▶ **EXERCISE PROMPT**
Repeat the records below exactly.

[Dataset records]
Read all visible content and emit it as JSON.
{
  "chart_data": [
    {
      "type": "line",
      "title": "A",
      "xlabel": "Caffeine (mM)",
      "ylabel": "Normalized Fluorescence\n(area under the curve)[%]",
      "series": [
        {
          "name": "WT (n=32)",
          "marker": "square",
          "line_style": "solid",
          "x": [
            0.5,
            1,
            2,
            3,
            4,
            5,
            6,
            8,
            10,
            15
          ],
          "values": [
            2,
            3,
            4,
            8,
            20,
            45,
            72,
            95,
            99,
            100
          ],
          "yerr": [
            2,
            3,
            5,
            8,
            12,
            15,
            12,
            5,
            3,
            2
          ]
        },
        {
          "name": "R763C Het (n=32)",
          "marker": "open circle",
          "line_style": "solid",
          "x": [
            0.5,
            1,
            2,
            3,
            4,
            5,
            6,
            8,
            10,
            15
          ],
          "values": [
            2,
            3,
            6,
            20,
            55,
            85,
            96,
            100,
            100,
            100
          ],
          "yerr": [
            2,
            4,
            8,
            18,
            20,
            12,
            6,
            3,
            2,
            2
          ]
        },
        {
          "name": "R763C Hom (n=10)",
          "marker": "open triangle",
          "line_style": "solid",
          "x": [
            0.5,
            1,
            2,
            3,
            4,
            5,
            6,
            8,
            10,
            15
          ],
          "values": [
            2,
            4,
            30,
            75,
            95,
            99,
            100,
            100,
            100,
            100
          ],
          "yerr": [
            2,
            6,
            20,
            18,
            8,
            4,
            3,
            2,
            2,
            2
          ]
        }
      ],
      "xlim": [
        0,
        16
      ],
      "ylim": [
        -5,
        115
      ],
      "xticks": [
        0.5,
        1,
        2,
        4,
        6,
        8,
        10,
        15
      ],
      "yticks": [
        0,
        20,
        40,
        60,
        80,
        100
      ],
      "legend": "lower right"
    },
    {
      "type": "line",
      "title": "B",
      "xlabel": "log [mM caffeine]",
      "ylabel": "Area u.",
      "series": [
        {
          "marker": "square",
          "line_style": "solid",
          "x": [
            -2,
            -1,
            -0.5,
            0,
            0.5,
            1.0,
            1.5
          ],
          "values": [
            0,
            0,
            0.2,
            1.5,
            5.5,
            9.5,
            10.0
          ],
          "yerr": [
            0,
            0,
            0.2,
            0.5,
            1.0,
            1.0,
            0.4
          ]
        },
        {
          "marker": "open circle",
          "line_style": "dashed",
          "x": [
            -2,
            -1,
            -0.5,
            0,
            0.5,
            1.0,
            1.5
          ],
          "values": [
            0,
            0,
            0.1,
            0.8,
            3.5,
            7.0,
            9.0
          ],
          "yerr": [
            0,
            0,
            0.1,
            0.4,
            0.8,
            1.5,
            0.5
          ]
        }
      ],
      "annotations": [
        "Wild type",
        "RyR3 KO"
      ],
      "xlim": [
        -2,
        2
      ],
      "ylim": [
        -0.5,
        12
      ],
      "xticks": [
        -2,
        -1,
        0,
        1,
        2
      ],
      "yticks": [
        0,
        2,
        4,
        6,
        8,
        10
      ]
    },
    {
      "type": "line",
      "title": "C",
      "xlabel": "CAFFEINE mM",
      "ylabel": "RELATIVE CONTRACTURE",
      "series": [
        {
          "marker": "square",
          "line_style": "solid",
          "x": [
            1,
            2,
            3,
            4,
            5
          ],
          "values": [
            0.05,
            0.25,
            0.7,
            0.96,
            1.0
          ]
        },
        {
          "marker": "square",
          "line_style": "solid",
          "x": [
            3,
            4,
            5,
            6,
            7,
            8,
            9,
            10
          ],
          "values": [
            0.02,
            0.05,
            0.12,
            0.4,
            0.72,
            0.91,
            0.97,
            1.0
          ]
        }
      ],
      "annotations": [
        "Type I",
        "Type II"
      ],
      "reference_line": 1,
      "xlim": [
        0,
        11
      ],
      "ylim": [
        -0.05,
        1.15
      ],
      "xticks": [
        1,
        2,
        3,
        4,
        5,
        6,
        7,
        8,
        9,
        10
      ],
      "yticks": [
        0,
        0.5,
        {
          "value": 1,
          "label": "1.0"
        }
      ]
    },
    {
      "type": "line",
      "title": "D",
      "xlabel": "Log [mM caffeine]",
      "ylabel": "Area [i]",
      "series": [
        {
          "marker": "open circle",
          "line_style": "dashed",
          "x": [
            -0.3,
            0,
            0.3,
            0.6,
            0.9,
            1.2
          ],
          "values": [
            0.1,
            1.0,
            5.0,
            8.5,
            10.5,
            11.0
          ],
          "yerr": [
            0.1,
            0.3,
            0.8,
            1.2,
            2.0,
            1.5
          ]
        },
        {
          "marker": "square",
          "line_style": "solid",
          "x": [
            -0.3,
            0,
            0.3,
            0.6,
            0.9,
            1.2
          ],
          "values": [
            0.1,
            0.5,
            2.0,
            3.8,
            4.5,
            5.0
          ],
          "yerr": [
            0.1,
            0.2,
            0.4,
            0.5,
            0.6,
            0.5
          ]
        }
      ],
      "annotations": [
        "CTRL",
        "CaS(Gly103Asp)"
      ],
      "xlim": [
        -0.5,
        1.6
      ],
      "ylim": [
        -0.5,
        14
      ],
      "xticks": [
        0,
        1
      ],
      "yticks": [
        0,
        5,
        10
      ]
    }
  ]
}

▶ **RESULT OF THE TASK**
Read all visible content and emit it as JSON.
{
  "chart_data": [
    {
      "type": "line",
      "title": "A",
      "xlabel": "Caffeine (mM)",
      "ylabel": "Normalized Fluorescence\n(area under the curve)[%]",
      "series": [
        {
          "name": "WT (n=32)",
          "marker": "square",
          "line_style": "solid",
          "x": [
            0.5,
            1,
            2,
            3,
            4,
            5,
            6,
            8,
            10,
            15
          ],
          "values": [
            2,
            3,
            4,
            8,
            20,
            45,
            72,
            95,
            99,
            100
          ],
          "yerr": [
            2,
            3,
            5,
            8,
            12,
            15,
            12,
            5,
            3,
            2
          ]
        },
        {
          "name": "R763C Het (n=32)",
          "marker": "open circle",
          "line_style": "solid",
          "x": [
            0.5,
            1,
            2,
            3,
            4,
            5,
            6,
            8,
            10,
            15
          ],
          "values": [
            2,
            3,
            6,
            20,
            55,
            85,
            96,
            100,
            100,
            100
          ],
          "yerr": [
            2,
            4,
            8,
            18,
            20,
            12,
            6,
            3,
            2,
            2
          ]
        },
        {
          "name": "R763C Hom (n=10)",
          "marker": "open triangle",
          "line_style": "solid",
          "x": [
            0.5,
            1,
            2,
            3,
            4,
            5,
            6,
            8,
            10,
            15
          ],
          "values": [
            2,
            4,
            30,
            75,
            95,
            99,
            100,
            100,
            100,
            100
          ],
          "yerr": [
            2,
            6,
            20,
            18,
            8,
            4,
            3,
            2,
            2,
            2
          ]
        }
      ],
      "xlim": [
        0,
        16
      ],
      "ylim": [
        -5,
        115
      ],
      "xticks": [
        0.5,
        1,
        2,
        4,
        6,
        8,
        10,
        15
      ],
      "yticks": [
        0,
        20,
        40,
        60,
        80,
        100
      ],
      "legend": "lower right"
    },
    {
      "type": "line",
      "title": "B",
      "xlabel": "log [mM caffeine]",
      "ylabel": "Area u.",
      "series": [
        {
          "marker": "square",
          "line_style": "solid",
          "x": [
            -2,
            -1,
            -0.5,
            0,
            0.5,
            1.0,
            1.5
          ],
          "values": [
            0,
            0,
            0.2,
            1.5,
            5.5,
            9.5,
            10.0
          ],
          "yerr": [
            0,
            0,
            0.2,
            0.5,
            1.0,
            1.0,
            0.4
          ]
        },
        {
          "marker": "open circle",
          "line_style": "dashed",
          "x": [
            -2,
            -1,
            -0.5,
            0,
            0.5,
            1.0,
            1.5
          ],
          "values": [
            0,
            0,
            0.1,
            0.8,
            3.5,
            7.0,
            9.0
          ],
          "yerr": [
            0,
            0,
            0.1,
            0.4,
            0.8,
            1.5,
            0.5
          ]
        }
      ],
      "annotations": [
        "Wild type",
        "RyR3 KO"
      ],
      "xlim": [
        -2,
        2
      ],
      "ylim": [
        -0.5,
        12
      ],
      "xticks": [
        -2,
        -1,
        0,
        1,
        2
      ],
      "yticks": [
        0,
        2,
        4,
        6,
        8,
        10
      ]
    },
    {
      "type": "line",
      "title": "C",
      "xlabel": "CAFFEINE mM",
      "ylabel": "RELATIVE CONTRACTURE",
      "series": [
        {
          "marker": "square",
          "line_style": "solid",
          "x": [
            1,
            2,
            3,
            4,
            5
          ],
          "values": [
            0.05,
            0.25,
            0.7,
            0.96,
            1.0
          ]
        },
        {
          "marker": "square",
          "line_style": "solid",
          "x": [
            3,
            4,
            5,
            6,
            7,
            8,
            9,
            10
          ],
          "values": [
            0.02,
            0.05,
            0.12,
            0.4,
            0.72,
            0.91,
            0.97,
            1.0
          ]
        }
      ],
      "annotations": [
        "Type I",
        "Type II"
      ],
      "reference_line": 1,
      "xlim": [
        0,
        11
      ],
      "ylim": [
        -0.05,
        1.15
      ],
      "xticks": [
        1,
        2,
        3,
        4,
        5,
        6,
        7,
        8,
        9,
        10
      ],
      "yticks": [
        0,
        0.5,
        {
          "value": 1,
          "label": "1.0"
        }
      ]
    },
    {
      "type": "line",
      "title": "D",
      "xlabel": "Log [mM caffeine]",
      "ylabel": "Area [i]",
      "series": [
        {
          "marker": "open circle",
          "line_style": "dashed",
          "x": [
            -0.3,
            0,
            0.3,
            0.6,
            0.9,
            1.2
          ],
          "values": [
            0.1,
            1.0,
            5.0,
            8.5,
            10.5,
            11.0
          ],
          "yerr": [
            0.1,
            0.3,
            0.8,
            1.2,
            2.0,
            1.5
          ]
        },
        {
          "marker": "square",
          "line_style": "solid",
          "x": [
            -0.3,
            0,
            0.3,
            0.6,
            0.9,
            1.2
          ],
          "values": [
            0.1,
            0.5,
            2.0,
            3.8,
            4.5,
            5.0
          ],
          "yerr": [
            0.1,
            0.2,
            0.4,
            0.5,
            0.6,
            0.5
          ]
        }
      ],
      "annotations": [
        "CTRL",
        "CaS(Gly103Asp)"
      ],
      "xlim": [
        -0.5,
        1.6
      ],
      "ylim": [
        -0.5,
        14
      ],
      "xticks": [
        0,
        1
      ],
      "yticks": [
        0,
        5,
        10
      ]
    }
  ]
}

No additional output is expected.